── Supplied data ──

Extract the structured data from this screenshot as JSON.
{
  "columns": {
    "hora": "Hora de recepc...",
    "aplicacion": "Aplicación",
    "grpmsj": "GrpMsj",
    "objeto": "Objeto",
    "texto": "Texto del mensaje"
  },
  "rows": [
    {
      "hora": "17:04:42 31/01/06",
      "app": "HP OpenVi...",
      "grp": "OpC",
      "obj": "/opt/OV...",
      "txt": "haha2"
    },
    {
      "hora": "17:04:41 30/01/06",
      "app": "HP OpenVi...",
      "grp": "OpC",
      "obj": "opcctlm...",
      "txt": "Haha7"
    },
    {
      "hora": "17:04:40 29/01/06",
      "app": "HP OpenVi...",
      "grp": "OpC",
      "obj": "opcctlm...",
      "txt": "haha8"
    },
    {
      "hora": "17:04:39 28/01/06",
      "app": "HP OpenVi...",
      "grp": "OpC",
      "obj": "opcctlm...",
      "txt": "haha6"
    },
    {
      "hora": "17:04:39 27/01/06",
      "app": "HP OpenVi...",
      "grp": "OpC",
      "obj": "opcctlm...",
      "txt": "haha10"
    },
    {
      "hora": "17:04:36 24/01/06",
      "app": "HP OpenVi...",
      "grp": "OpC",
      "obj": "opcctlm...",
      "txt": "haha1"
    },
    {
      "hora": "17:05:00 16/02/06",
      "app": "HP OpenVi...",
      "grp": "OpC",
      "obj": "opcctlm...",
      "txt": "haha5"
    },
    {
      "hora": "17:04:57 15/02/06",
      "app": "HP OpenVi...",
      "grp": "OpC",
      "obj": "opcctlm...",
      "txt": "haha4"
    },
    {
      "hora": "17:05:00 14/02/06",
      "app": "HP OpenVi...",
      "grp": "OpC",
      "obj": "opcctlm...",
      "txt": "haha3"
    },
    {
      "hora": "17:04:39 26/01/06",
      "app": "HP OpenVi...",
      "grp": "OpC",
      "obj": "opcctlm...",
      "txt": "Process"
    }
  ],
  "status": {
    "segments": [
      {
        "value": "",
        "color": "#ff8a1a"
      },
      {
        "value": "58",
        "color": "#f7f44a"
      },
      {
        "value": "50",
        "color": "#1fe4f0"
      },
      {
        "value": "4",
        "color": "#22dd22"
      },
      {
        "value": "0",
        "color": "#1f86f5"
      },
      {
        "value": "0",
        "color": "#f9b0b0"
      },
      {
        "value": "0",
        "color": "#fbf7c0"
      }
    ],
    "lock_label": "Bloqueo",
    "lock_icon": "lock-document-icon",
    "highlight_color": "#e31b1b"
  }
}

───

### Objective
Output the records above in their entirety, exactly.

### Result for this exercise
Extract the structured data from this screenshot as JSON.
{
  "columns": {
    "hora": "Hora de recepc...",
    "aplicacion": "Aplicación",
    "grpmsj": "GrpMsj",
    "objeto": "Objeto",
    "texto": "Texto del mensaje"
  },
  "rows": [
    {
      "hora": "17:04:42 31/01/06",
      "app": "HP OpenVi...",
      "grp": "OpC",
      "obj": "/opt/OV...",
      "txt": "haha2"
    },
    {
      "hora": "17:04:41 30/01/06",
      "app": "HP OpenVi...",
      "grp": "OpC",
      "obj": "opcctlm...",
      "txt": "Haha7"
    },
    {
      "hora": "17:04:40 29/01/06",
      "app": "HP OpenVi...",
      "grp": "OpC",
      "obj": "opcctlm...",
      "txt": "haha8"
    },
    {
      "hora": "17:04:39 28/01/06",
      "app": "HP OpenVi...",
      "grp": "OpC",
      "obj": "opcctlm...",
      "txt": "haha6"
    },
    {
      "hora": "17:04:39 27/01/06",
      "app": "HP OpenVi...",
      "grp": "OpC",
      "obj": "opcctlm...",
      "txt": "haha10"
    },
    {
      "hora": "17:04:36 24/01/06",
      "app": "HP OpenVi...",
      "grp": "OpC",
      "obj": "opcctlm...",
      "txt": "haha1"
    },
    {
      "hora": "17:05:00 16/02/06",
      "app": "HP OpenVi...",
      "grp": "OpC",
      "obj": "opcctlm...",
      "txt": "haha5"
    },
    {
      "hora": "17:04:57 15/02/06",
      "app": "HP OpenVi...",
      "grp": "OpC",
      "obj": "opcctlm...",
      "txt": "haha4"
    },
    {
      "hora": "17:05:00 14/02/06",
      "app": "HP OpenVi...",
      "grp": "OpC",
      "obj": "opcctlm...",
      "txt": "haha3"
    },
    {
      "hora": "17:04:39 26/01/06",
      "app": "HP OpenVi...",
      "grp": "OpC",
      "obj": "opcctlm...",
      "txt": "Process"
    }
  ],
  "status": {
    "segments": [
      {
        "value": "",
        "color": "#ff8a1a"
      },
      {
        "value": "58",
        "color": "#f7f44a"
      },
      {
        "value": "50",
        "color": "#1fe4f0"
      },
      {
        "value": "4",
        "color": "#22dd22"
      },
      {
        "value": "0",
        "color": "#1f86f5"
      },
      {
        "value": "0",
        "color": "#f9b0b0"
      },
      {
        "value": "0",
        "color": "#fbf7c0"
      }
    ],
    "lock_label": "Bloqueo",
    "lock_icon": "lock-document-icon",
    "highlight_color": "#e31b1b"
  }
}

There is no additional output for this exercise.